[Start Provided data]

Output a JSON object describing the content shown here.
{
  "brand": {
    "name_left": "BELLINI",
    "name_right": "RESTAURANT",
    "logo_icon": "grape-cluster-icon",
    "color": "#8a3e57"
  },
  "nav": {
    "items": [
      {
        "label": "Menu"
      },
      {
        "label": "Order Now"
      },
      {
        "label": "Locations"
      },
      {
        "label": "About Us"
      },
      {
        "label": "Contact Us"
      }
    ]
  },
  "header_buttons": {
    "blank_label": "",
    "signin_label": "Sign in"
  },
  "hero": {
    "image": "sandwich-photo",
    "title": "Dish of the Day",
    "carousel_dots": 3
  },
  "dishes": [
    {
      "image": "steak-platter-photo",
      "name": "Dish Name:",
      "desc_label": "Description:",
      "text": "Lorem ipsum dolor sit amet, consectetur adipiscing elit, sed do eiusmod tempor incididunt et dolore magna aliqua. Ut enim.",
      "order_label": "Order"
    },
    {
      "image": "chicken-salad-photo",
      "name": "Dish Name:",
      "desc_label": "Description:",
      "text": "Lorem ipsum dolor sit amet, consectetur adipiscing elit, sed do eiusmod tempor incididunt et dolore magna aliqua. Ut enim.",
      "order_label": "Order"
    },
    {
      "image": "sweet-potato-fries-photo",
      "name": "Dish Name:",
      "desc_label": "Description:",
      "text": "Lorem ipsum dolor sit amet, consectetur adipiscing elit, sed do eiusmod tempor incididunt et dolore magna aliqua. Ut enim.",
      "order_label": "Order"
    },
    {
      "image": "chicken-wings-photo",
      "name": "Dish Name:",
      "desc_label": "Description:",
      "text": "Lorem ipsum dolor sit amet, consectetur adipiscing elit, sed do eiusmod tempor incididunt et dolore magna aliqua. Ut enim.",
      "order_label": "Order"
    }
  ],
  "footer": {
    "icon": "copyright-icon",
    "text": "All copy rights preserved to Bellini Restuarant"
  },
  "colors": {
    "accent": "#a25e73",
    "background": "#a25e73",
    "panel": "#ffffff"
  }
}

[End Provided data]

Set exercise.
Pick out the lines containing the word "photo" and show them.

Written solution.
    "image": "sandwich-photo",
      "image": "steak-platter-photo",
      "image": "chicken-salad-photo",
      "image": "sweet-potato-fries-photo",
      "image": "chicken-wings-photo",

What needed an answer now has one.